§ **SUPPLIED ENTRIES**
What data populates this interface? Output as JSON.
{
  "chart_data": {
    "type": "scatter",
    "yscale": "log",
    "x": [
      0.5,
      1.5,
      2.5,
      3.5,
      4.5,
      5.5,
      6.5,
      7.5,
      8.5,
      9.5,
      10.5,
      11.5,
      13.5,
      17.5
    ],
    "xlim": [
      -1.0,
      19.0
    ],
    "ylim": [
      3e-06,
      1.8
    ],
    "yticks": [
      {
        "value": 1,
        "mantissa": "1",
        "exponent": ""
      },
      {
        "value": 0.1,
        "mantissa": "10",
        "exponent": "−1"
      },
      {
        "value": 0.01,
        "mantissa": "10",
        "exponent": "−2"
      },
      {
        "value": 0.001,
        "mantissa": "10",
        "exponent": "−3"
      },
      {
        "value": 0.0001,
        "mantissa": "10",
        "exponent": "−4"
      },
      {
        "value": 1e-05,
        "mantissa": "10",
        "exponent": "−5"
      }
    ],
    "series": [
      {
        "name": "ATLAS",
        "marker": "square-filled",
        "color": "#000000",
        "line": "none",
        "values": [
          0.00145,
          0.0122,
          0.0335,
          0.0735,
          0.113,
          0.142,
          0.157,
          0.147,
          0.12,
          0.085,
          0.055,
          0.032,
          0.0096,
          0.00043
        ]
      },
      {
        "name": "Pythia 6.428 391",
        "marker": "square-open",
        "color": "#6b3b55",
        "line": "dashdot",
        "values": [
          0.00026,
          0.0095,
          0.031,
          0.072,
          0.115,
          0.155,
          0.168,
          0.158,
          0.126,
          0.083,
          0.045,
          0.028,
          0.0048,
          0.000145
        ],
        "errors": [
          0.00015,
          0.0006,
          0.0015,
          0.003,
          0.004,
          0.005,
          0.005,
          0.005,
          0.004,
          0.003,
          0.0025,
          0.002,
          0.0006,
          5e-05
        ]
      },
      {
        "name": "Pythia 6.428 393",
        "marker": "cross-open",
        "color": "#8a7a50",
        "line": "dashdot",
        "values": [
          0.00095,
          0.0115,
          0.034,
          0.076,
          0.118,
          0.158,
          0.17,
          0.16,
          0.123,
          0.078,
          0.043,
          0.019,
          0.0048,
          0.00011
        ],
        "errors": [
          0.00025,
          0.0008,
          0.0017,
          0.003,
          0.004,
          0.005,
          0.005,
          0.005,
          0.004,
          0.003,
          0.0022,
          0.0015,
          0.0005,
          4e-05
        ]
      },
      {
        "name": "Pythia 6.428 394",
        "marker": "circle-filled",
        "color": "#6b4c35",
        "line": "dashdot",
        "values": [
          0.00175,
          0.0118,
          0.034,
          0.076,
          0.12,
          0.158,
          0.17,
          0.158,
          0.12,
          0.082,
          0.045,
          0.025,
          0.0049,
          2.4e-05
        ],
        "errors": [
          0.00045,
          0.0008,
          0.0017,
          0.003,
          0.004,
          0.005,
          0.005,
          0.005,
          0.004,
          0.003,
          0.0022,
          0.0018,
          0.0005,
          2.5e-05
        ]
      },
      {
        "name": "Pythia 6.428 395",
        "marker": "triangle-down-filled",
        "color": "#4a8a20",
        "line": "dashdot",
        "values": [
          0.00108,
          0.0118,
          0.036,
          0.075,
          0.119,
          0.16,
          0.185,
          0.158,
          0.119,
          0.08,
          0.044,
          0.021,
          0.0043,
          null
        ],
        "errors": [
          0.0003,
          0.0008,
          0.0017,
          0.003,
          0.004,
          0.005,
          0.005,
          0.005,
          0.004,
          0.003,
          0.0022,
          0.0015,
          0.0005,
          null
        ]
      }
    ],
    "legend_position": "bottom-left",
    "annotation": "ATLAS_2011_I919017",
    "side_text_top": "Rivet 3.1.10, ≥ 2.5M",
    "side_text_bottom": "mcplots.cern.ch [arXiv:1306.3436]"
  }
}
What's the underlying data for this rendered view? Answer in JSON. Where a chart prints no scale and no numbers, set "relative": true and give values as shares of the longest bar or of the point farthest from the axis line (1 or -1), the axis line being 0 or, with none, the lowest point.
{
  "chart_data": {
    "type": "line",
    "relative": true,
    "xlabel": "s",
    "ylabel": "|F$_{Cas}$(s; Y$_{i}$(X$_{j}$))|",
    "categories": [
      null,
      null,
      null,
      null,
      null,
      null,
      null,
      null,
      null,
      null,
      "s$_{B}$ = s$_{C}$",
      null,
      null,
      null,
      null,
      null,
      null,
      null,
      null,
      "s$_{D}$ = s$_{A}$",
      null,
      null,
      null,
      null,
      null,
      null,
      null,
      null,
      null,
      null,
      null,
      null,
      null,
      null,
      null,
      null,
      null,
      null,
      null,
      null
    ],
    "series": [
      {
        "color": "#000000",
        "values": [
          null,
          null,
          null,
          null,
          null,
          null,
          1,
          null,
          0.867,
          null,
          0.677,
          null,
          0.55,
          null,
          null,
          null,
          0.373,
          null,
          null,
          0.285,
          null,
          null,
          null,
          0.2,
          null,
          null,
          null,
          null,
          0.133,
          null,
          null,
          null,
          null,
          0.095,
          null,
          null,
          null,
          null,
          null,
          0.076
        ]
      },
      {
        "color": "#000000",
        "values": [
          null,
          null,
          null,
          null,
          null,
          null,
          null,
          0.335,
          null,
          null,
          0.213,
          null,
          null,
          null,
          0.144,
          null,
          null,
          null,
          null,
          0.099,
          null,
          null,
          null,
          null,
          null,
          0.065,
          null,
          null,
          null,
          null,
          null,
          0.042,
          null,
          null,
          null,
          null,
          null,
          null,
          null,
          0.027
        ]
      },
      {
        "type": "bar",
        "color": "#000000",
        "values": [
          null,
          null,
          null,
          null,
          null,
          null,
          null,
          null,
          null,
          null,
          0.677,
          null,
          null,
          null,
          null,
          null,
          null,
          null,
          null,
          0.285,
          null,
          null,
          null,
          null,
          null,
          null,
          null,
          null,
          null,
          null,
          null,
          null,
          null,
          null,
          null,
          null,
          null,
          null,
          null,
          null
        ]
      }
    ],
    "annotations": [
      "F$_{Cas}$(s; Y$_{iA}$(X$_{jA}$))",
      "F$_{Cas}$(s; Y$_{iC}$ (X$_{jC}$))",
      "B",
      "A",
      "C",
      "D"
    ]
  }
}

§ **DESCRIPTION OF THE TASK**
Locate all lines in the listing above with the word "square" and copy them.

§ **SOLUTION FOR THIS EXERCISE**
        "marker": "square-filled",
        "marker": "square-open",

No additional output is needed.